(Stored dataset items)
=====
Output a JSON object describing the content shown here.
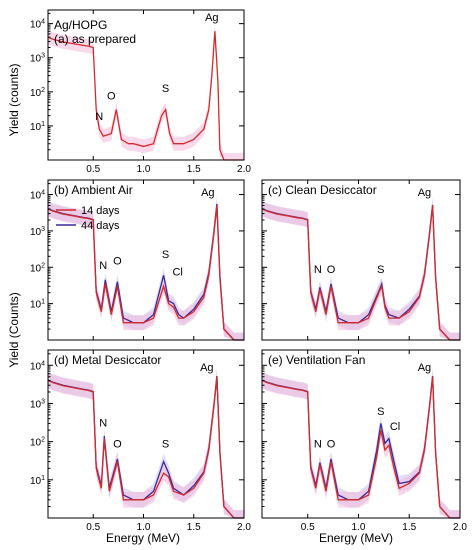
{
  "figure": {
    "sample_label": "Ag/HOPG",
    "y_axis_label": "Yield (counts)",
    "y_axis_label_lower": "Yield (Counts)",
    "x_axis_label": "Energy (MeV)"
  },
  "colors": {
    "series_14_days": "#d42a2a",
    "series_44_days": "#3a2a9a",
    "band_14_days": "#f3b8d8",
    "band_44_days": "#c9c4ec"
  },
  "chart_data": [
    {
      "id": "a",
      "type": "line",
      "title": "(a) as prepared",
      "xlim": [
        0.05,
        2.0
      ],
      "ylim_log10": [
        0,
        4.4
      ],
      "x_ticks": [
        "0.5",
        "1.0",
        "1.5",
        "2.0"
      ],
      "y_ticks": [
        "10^1",
        "10^2",
        "10^3",
        "10^4"
      ],
      "peak_labels": [
        {
          "text": "N",
          "energy": 0.56,
          "yield": 15
        },
        {
          "text": "O",
          "energy": 0.68,
          "yield": 60
        },
        {
          "text": "S",
          "energy": 1.22,
          "yield": 100
        },
        {
          "text": "Ag",
          "energy": 1.68,
          "yield": 12000
        }
      ],
      "series": [
        {
          "name": "as prepared",
          "color_key": "series_14_days",
          "x": [
            0.05,
            0.1,
            0.2,
            0.3,
            0.4,
            0.45,
            0.5,
            0.53,
            0.56,
            0.6,
            0.68,
            0.73,
            0.78,
            0.85,
            0.9,
            1.0,
            1.1,
            1.18,
            1.22,
            1.26,
            1.3,
            1.4,
            1.5,
            1.6,
            1.65,
            1.68,
            1.71,
            1.74,
            1.76,
            1.8,
            1.9,
            2.0
          ],
          "y": [
            4000,
            3500,
            2900,
            2600,
            2300,
            2200,
            2000,
            30,
            8,
            5,
            6,
            30,
            4,
            3,
            3,
            2.5,
            3,
            20,
            30,
            6,
            3,
            3,
            4,
            8,
            30,
            300,
            6000,
            200,
            2,
            1,
            1,
            1
          ]
        }
      ]
    },
    {
      "id": "b",
      "type": "line",
      "title": "(b) Ambient Air",
      "xlim": [
        0.05,
        2.0
      ],
      "ylim_log10": [
        0,
        4.4
      ],
      "legend": {
        "placement": "top-left",
        "entries": [
          "14 days",
          "44 days"
        ]
      },
      "peak_labels": [
        {
          "text": "N",
          "energy": 0.6,
          "yield": 90
        },
        {
          "text": "O",
          "energy": 0.74,
          "yield": 120
        },
        {
          "text": "S",
          "energy": 1.22,
          "yield": 180
        },
        {
          "text": "Cl",
          "energy": 1.34,
          "yield": 60
        },
        {
          "text": "Ag",
          "energy": 1.64,
          "yield": 9000
        }
      ],
      "series": [
        {
          "name": "14 days",
          "color_key": "series_14_days",
          "x": [
            0.05,
            0.1,
            0.2,
            0.3,
            0.4,
            0.45,
            0.5,
            0.53,
            0.58,
            0.62,
            0.68,
            0.74,
            0.8,
            0.9,
            1.0,
            1.1,
            1.2,
            1.25,
            1.3,
            1.35,
            1.4,
            1.5,
            1.6,
            1.65,
            1.7,
            1.73,
            1.76,
            1.8,
            1.9,
            2.0
          ],
          "y": [
            4000,
            3500,
            2900,
            2600,
            2300,
            2200,
            2000,
            20,
            6,
            35,
            5,
            30,
            3,
            3,
            3,
            4,
            30,
            10,
            8,
            4,
            4,
            6,
            15,
            60,
            800,
            5000,
            50,
            2,
            1,
            1
          ]
        },
        {
          "name": "44 days",
          "color_key": "series_44_days",
          "x": [
            0.05,
            0.1,
            0.2,
            0.3,
            0.4,
            0.45,
            0.5,
            0.53,
            0.58,
            0.62,
            0.68,
            0.74,
            0.8,
            0.9,
            1.0,
            1.1,
            1.2,
            1.25,
            1.3,
            1.35,
            1.4,
            1.5,
            1.6,
            1.65,
            1.7,
            1.73,
            1.76,
            1.8,
            1.9,
            2.0
          ],
          "y": [
            4100,
            3600,
            3000,
            2650,
            2350,
            2250,
            2050,
            22,
            7,
            45,
            6,
            40,
            4,
            3,
            3,
            5,
            60,
            12,
            10,
            5,
            4,
            7,
            18,
            70,
            900,
            5500,
            60,
            2,
            1,
            1
          ]
        }
      ]
    },
    {
      "id": "c",
      "type": "line",
      "title": "(c) Clean Desiccator",
      "xlim": [
        0.05,
        2.0
      ],
      "ylim_log10": [
        0,
        4.4
      ],
      "peak_labels": [
        {
          "text": "N",
          "energy": 0.6,
          "yield": 70
        },
        {
          "text": "O",
          "energy": 0.73,
          "yield": 70
        },
        {
          "text": "S",
          "energy": 1.22,
          "yield": 70
        },
        {
          "text": "Ag",
          "energy": 1.65,
          "yield": 9000
        }
      ],
      "series": [
        {
          "name": "14 days",
          "color_key": "series_14_days",
          "x": [
            0.05,
            0.1,
            0.2,
            0.3,
            0.4,
            0.45,
            0.5,
            0.53,
            0.58,
            0.62,
            0.68,
            0.73,
            0.8,
            0.9,
            1.0,
            1.1,
            1.2,
            1.23,
            1.26,
            1.3,
            1.4,
            1.5,
            1.6,
            1.65,
            1.7,
            1.73,
            1.76,
            1.8,
            1.9,
            2.0
          ],
          "y": [
            4000,
            3500,
            2900,
            2600,
            2300,
            2200,
            2000,
            20,
            6,
            25,
            5,
            30,
            3,
            3,
            3,
            4,
            20,
            30,
            8,
            4,
            4,
            6,
            15,
            60,
            800,
            5000,
            50,
            2,
            1,
            1
          ]
        },
        {
          "name": "44 days",
          "color_key": "series_44_days",
          "x": [
            0.05,
            0.1,
            0.2,
            0.3,
            0.4,
            0.45,
            0.5,
            0.53,
            0.58,
            0.62,
            0.68,
            0.73,
            0.8,
            0.9,
            1.0,
            1.1,
            1.2,
            1.23,
            1.26,
            1.3,
            1.4,
            1.5,
            1.6,
            1.65,
            1.7,
            1.73,
            1.76,
            1.8,
            1.9,
            2.0
          ],
          "y": [
            4100,
            3600,
            3000,
            2650,
            2350,
            2250,
            2050,
            22,
            7,
            28,
            6,
            35,
            4,
            3,
            3,
            5,
            22,
            35,
            9,
            5,
            4,
            7,
            16,
            65,
            850,
            5200,
            55,
            2,
            1,
            1
          ]
        }
      ]
    },
    {
      "id": "d",
      "type": "line",
      "title": "(d) Metal Desiccator",
      "xlim": [
        0.05,
        2.0
      ],
      "ylim_log10": [
        0,
        4.4
      ],
      "x_ticks": [
        "0.5",
        "1.0",
        "1.5",
        "2.0"
      ],
      "peak_labels": [
        {
          "text": "N",
          "energy": 0.6,
          "yield": 250
        },
        {
          "text": "O",
          "energy": 0.74,
          "yield": 70
        },
        {
          "text": "S",
          "energy": 1.22,
          "yield": 70
        },
        {
          "text": "Ag",
          "energy": 1.63,
          "yield": 7000
        }
      ],
      "series": [
        {
          "name": "14 days",
          "color_key": "series_14_days",
          "x": [
            0.05,
            0.1,
            0.2,
            0.3,
            0.4,
            0.45,
            0.5,
            0.53,
            0.58,
            0.61,
            0.66,
            0.74,
            0.8,
            0.9,
            1.0,
            1.1,
            1.2,
            1.25,
            1.3,
            1.4,
            1.5,
            1.6,
            1.65,
            1.7,
            1.73,
            1.76,
            1.8,
            1.9,
            2.0
          ],
          "y": [
            4000,
            3500,
            2900,
            2600,
            2300,
            2200,
            2000,
            20,
            6,
            120,
            5,
            30,
            3,
            3,
            3,
            4,
            15,
            12,
            5,
            4,
            6,
            15,
            60,
            800,
            5000,
            50,
            2,
            1,
            1
          ]
        },
        {
          "name": "44 days",
          "color_key": "series_44_days",
          "x": [
            0.05,
            0.1,
            0.2,
            0.3,
            0.4,
            0.45,
            0.5,
            0.53,
            0.58,
            0.61,
            0.66,
            0.74,
            0.8,
            0.9,
            1.0,
            1.1,
            1.2,
            1.25,
            1.3,
            1.4,
            1.5,
            1.6,
            1.65,
            1.7,
            1.73,
            1.76,
            1.8,
            1.9,
            2.0
          ],
          "y": [
            4100,
            3600,
            3000,
            2650,
            2350,
            2250,
            2050,
            22,
            7,
            140,
            6,
            35,
            4,
            3,
            3,
            5,
            30,
            15,
            6,
            4,
            7,
            16,
            65,
            850,
            5200,
            55,
            2,
            1,
            1
          ]
        }
      ]
    },
    {
      "id": "e",
      "type": "line",
      "title": "(e) Ventilation Fan",
      "xlim": [
        0.05,
        2.0
      ],
      "ylim_log10": [
        0,
        4.4
      ],
      "x_ticks": [
        "0.5",
        "1.0",
        "1.5",
        "2.0"
      ],
      "peak_labels": [
        {
          "text": "N",
          "energy": 0.6,
          "yield": 70
        },
        {
          "text": "O",
          "energy": 0.73,
          "yield": 70
        },
        {
          "text": "S",
          "energy": 1.22,
          "yield": 500
        },
        {
          "text": "Cl",
          "energy": 1.36,
          "yield": 200
        },
        {
          "text": "Ag",
          "energy": 1.65,
          "yield": 7000
        }
      ],
      "series": [
        {
          "name": "14 days",
          "color_key": "series_14_days",
          "x": [
            0.05,
            0.1,
            0.2,
            0.3,
            0.4,
            0.45,
            0.5,
            0.53,
            0.58,
            0.62,
            0.68,
            0.73,
            0.8,
            0.9,
            1.0,
            1.1,
            1.18,
            1.22,
            1.26,
            1.3,
            1.35,
            1.4,
            1.5,
            1.6,
            1.65,
            1.7,
            1.73,
            1.76,
            1.8,
            1.9,
            2.0
          ],
          "y": [
            4000,
            3500,
            2900,
            2600,
            2300,
            2200,
            2000,
            20,
            6,
            25,
            5,
            30,
            3,
            3,
            3,
            4,
            40,
            200,
            60,
            80,
            20,
            6,
            8,
            15,
            60,
            800,
            5000,
            50,
            2,
            1,
            1
          ]
        },
        {
          "name": "44 days",
          "color_key": "series_44_days",
          "x": [
            0.05,
            0.1,
            0.2,
            0.3,
            0.4,
            0.45,
            0.5,
            0.53,
            0.58,
            0.62,
            0.68,
            0.73,
            0.8,
            0.9,
            1.0,
            1.1,
            1.18,
            1.22,
            1.26,
            1.3,
            1.35,
            1.4,
            1.5,
            1.6,
            1.65,
            1.7,
            1.73,
            1.76,
            1.8,
            1.9,
            2.0
          ],
          "y": [
            4100,
            3600,
            3000,
            2650,
            2350,
            2250,
            2050,
            22,
            7,
            28,
            6,
            35,
            4,
            3,
            3,
            5,
            60,
            300,
            90,
            120,
            30,
            8,
            9,
            16,
            65,
            850,
            5200,
            55,
            2,
            1,
            1
          ]
        }
      ]
    }
  ]
}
=====
WHAT THE TASK ASKS:
Pull every line holding "title" out of the records.

WORKED SOLUTION:
      "title": "(a) as prepared",
      "title": "(b) Ambient Air",
      "title": "(c) Clean Desiccator",
      "title": "(d) Metal Desiccator",
      "title": "(e) Ventilation Fan",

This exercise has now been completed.